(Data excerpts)
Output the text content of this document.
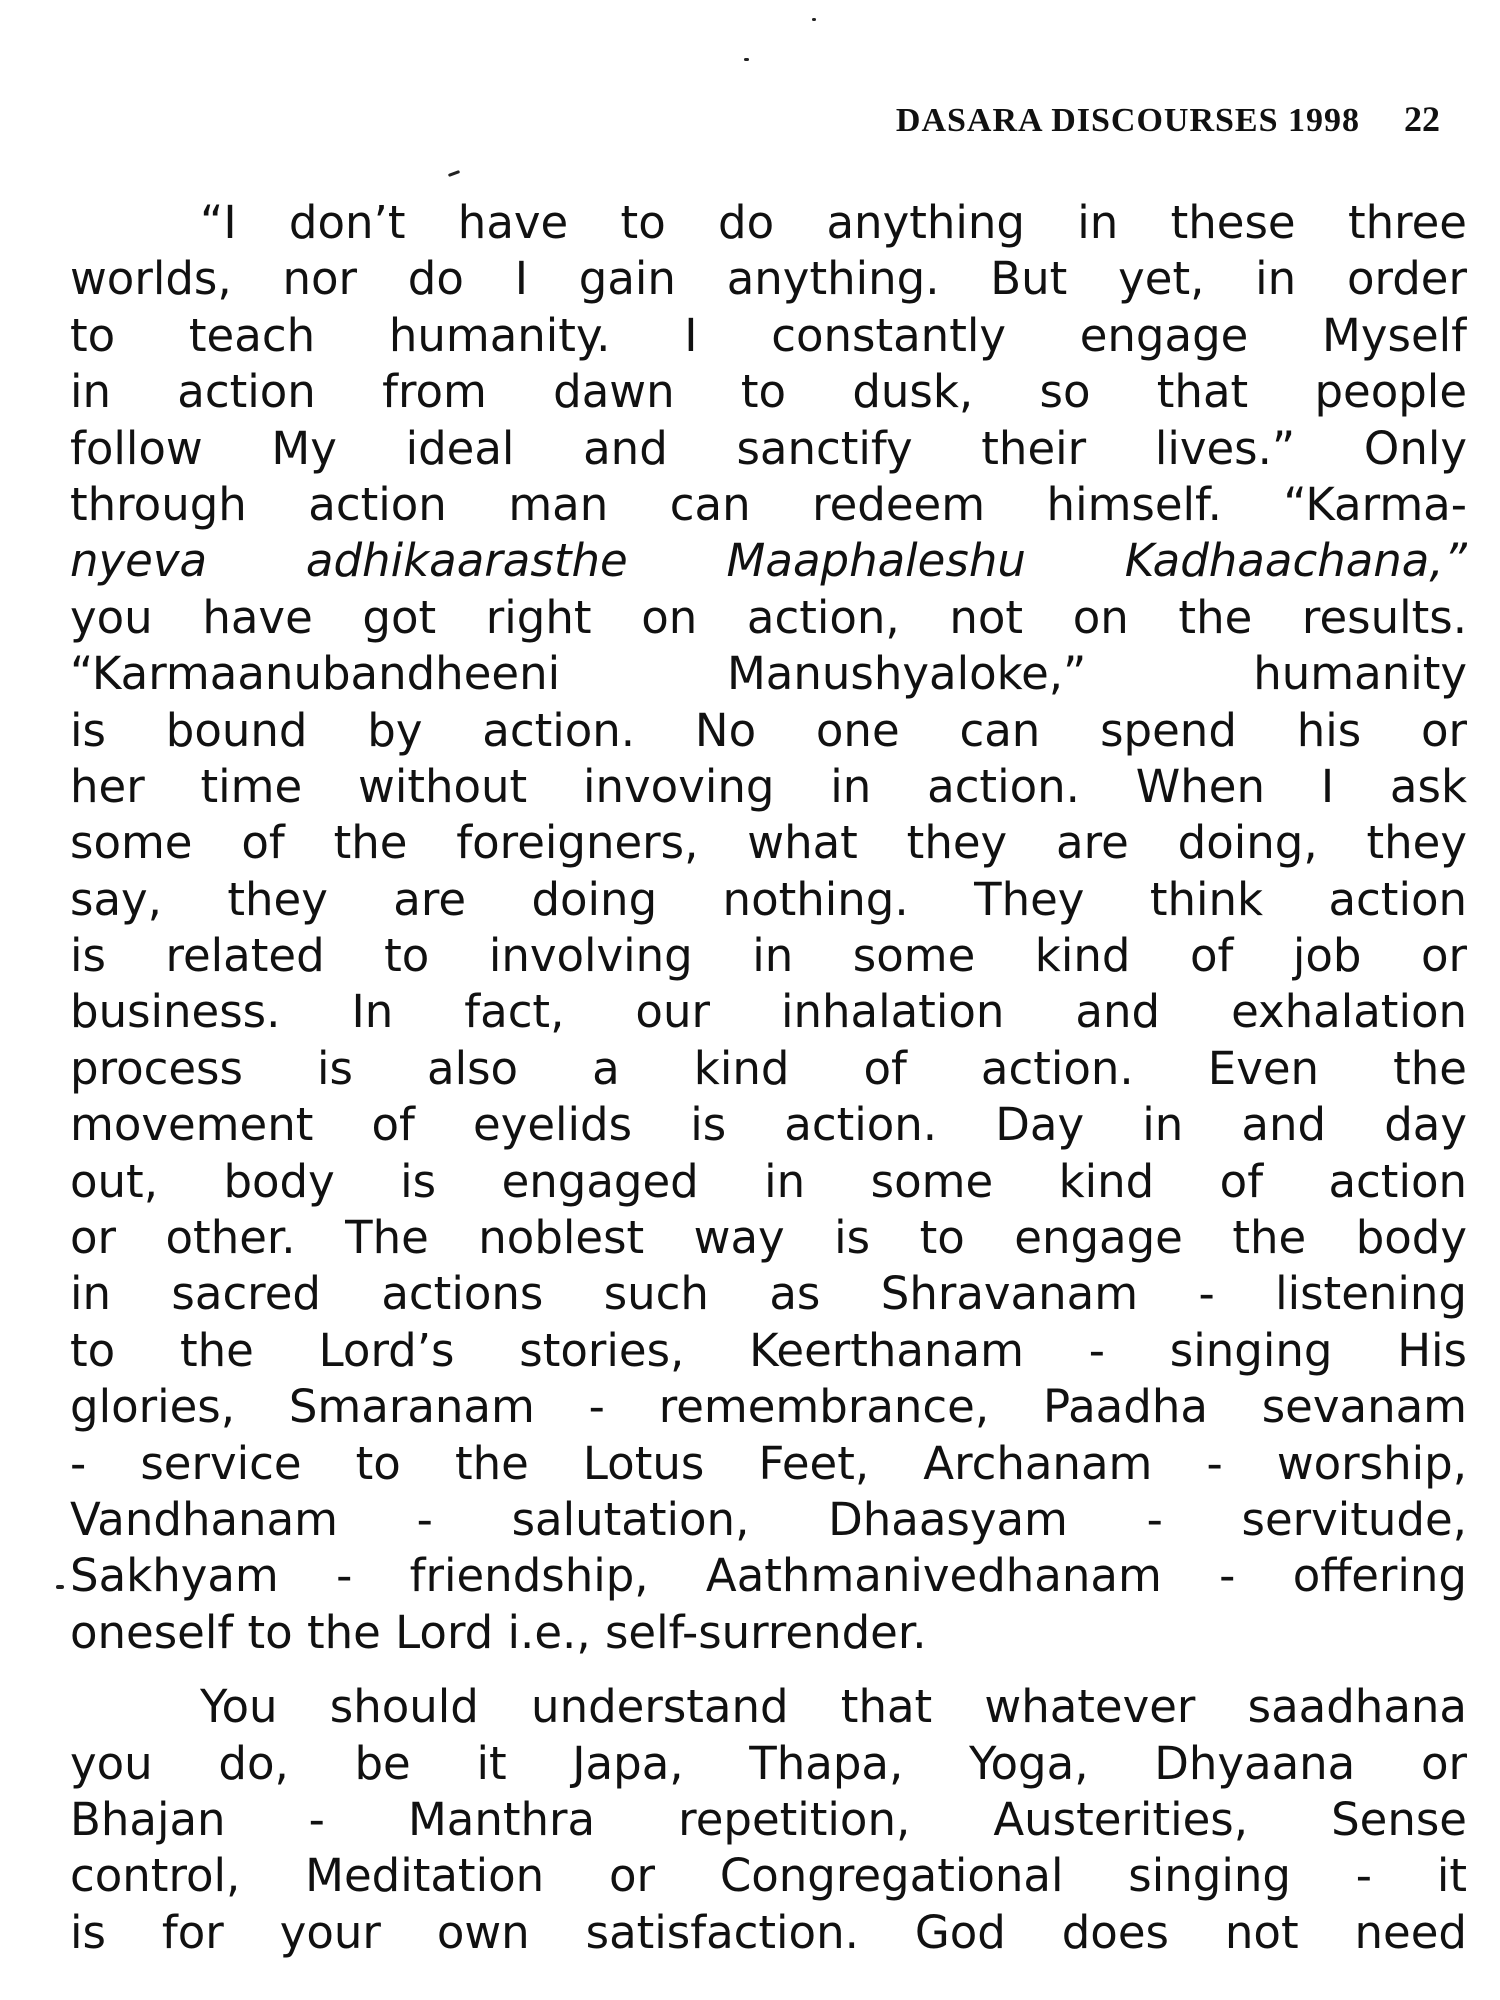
DASARA DISCOURSES 1998 22
“I don’t have to do anything in these three
worlds, nor do I gain anything. But yet, in order
to teach humanity. I constantly engage Myself
in action from dawn to dusk, so that people
follow My ideal and sanctify their lives.” Only
through action man can redeem himself. “Karma-
nyeva adhikaarasthe Maaphaleshu Kadhaachana,”
you have got right on action, not on the results.
“Karmaanubandheeni Manushyaloke,” humanity
is bound by action. No one can spend his or
her time without invoving in action. When I ask
some of the foreigners, what they are doing, they
say, they are doing nothing. They think action
is related to involving in some kind of job or
business. In fact, our inhalation and exhalation
process is also a kind of action. Even the
movement of eyelids is action. Day in and day
out, body is engaged in some kind of action
or other. The noblest way is to engage the body
in sacred actions such as Shravanam - listening
to the Lord’s stories, Keerthanam - singing His
glories, Smaranam - remembrance, Paadha sevanam
- service to the Lotus Feet, Archanam - worship,
Vandhanam - salutation, Dhaasyam - servitude,
Sakhyam - friendship, Aathmanivedhanam - offering
oneself to the Lord i.e., self-surrender.
You should understand that whatever saadhana
you do, be it Japa, Thapa, Yoga, Dhyaana or
Bhajan - Manthra repetition, Austerities, Sense
control, Meditation or Congregational singing - it
is for your own satisfaction. God does not need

To do:
Only lines with the string "that" belong in your answer; copy each one.

The output:
in action from dawn to dusk, so that people
You should understand that whatever saadhana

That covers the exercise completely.